**TASK STATEMENT:**
Give the number of lines in the listing that hold the word "name". Write nothing but that number.

========================

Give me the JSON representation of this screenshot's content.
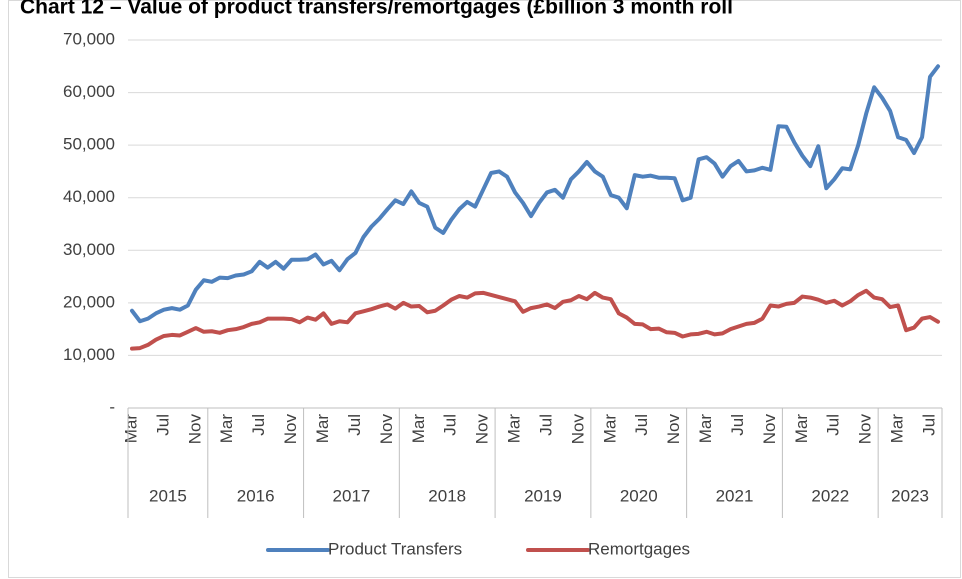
{
  "chart_data": {
    "type": "line",
    "title": "Chart 12 – Value of product transfers/remortgages (£billion 3 month roll",
    "categories": [
      "Mar",
      null,
      null,
      null,
      "Jul",
      null,
      null,
      null,
      "Nov",
      null,
      null,
      null,
      "Mar",
      null,
      null,
      null,
      "Jul",
      null,
      null,
      null,
      "Nov",
      null,
      null,
      null,
      "Mar",
      null,
      null,
      null,
      "Jul",
      null,
      null,
      null,
      "Nov",
      null,
      null,
      null,
      "Mar",
      null,
      null,
      null,
      "Jul",
      null,
      null,
      null,
      "Nov",
      null,
      null,
      null,
      "Mar",
      null,
      null,
      null,
      "Jul",
      null,
      null,
      null,
      "Nov",
      null,
      null,
      null,
      "Mar",
      null,
      null,
      null,
      "Jul",
      null,
      null,
      null,
      "Nov",
      null,
      null,
      null,
      "Mar",
      null,
      null,
      null,
      "Jul",
      null,
      null,
      null,
      "Nov",
      null,
      null,
      null,
      "Mar",
      null,
      null,
      null,
      "Jul",
      null,
      null,
      null,
      "Nov",
      null,
      null,
      null,
      "Mar",
      null,
      null,
      null,
      "Jul",
      null
    ],
    "x_groups": [
      {
        "label": "2015",
        "count": 10
      },
      {
        "label": "2016",
        "count": 12
      },
      {
        "label": "2017",
        "count": 12
      },
      {
        "label": "2018",
        "count": 12
      },
      {
        "label": "2019",
        "count": 12
      },
      {
        "label": "2020",
        "count": 12
      },
      {
        "label": "2021",
        "count": 12
      },
      {
        "label": "2022",
        "count": 12
      },
      {
        "label": "2023",
        "count": 8
      }
    ],
    "series": [
      {
        "name": "Product Transfers",
        "color": "#4f81bd",
        "values": [
          18500,
          16500,
          17000,
          18000,
          18700,
          19000,
          18700,
          19500,
          22500,
          24300,
          24000,
          24800,
          24700,
          25200,
          25400,
          26000,
          27800,
          26700,
          27800,
          26500,
          28200,
          28200,
          28300,
          29200,
          27300,
          28000,
          26200,
          28300,
          29500,
          32500,
          34500,
          36000,
          37800,
          39500,
          38800,
          41200,
          39000,
          38300,
          34300,
          33300,
          35800,
          37800,
          39200,
          38300,
          41500,
          44700,
          45000,
          44000,
          41000,
          39000,
          36500,
          39000,
          41000,
          41500,
          40000,
          43500,
          45000,
          46800,
          45000,
          44000,
          40500,
          40000,
          38000,
          44300,
          44000,
          44200,
          43800,
          43800,
          43700,
          39500,
          40000,
          47300,
          47700,
          46500,
          44000,
          46000,
          47000,
          45000,
          45200,
          45700,
          45300,
          53600,
          53500,
          50500,
          48000,
          46000,
          49800,
          41800,
          43500,
          45600,
          45400,
          50000,
          56000,
          61000,
          59000,
          56500,
          51500,
          51000,
          48500,
          51500,
          63000,
          65000
        ]
      },
      {
        "name": "Remortgages",
        "color": "#c0504d",
        "values": [
          11300,
          11400,
          12000,
          13000,
          13700,
          13900,
          13800,
          14500,
          15200,
          14500,
          14600,
          14300,
          14800,
          15000,
          15400,
          16000,
          16300,
          17000,
          17000,
          17000,
          16900,
          16300,
          17200,
          16800,
          18000,
          16000,
          16500,
          16300,
          18000,
          18400,
          18800,
          19300,
          19700,
          18900,
          20000,
          19300,
          19400,
          18200,
          18500,
          19500,
          20600,
          21300,
          21000,
          21800,
          21900,
          21500,
          21100,
          20700,
          20300,
          18300,
          19000,
          19300,
          19700,
          19000,
          20200,
          20500,
          21300,
          20700,
          21900,
          21000,
          20700,
          18000,
          17200,
          16000,
          15900,
          15000,
          15100,
          14400,
          14300,
          13600,
          14000,
          14100,
          14500,
          14000,
          14200,
          15000,
          15500,
          16000,
          16200,
          17000,
          19500,
          19300,
          19800,
          20000,
          21200,
          21000,
          20600,
          20000,
          20400,
          19500,
          20300,
          21500,
          22300,
          21000,
          20700,
          19200,
          19500,
          14800,
          15300,
          17000,
          17300,
          16400
        ]
      }
    ],
    "ylim": [
      0,
      70000
    ],
    "yticks": [
      {
        "value": 0,
        "label": "-"
      },
      {
        "value": 10000,
        "label": "10,000"
      },
      {
        "value": 20000,
        "label": "20,000"
      },
      {
        "value": 30000,
        "label": "30,000"
      },
      {
        "value": 40000,
        "label": "40,000"
      },
      {
        "value": 50000,
        "label": "50,000"
      },
      {
        "value": 60000,
        "label": "60,000"
      },
      {
        "value": 70000,
        "label": "70,000"
      }
    ],
    "grid": true,
    "legend": "bottom"
  }
}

========================

**ANSWER:**
2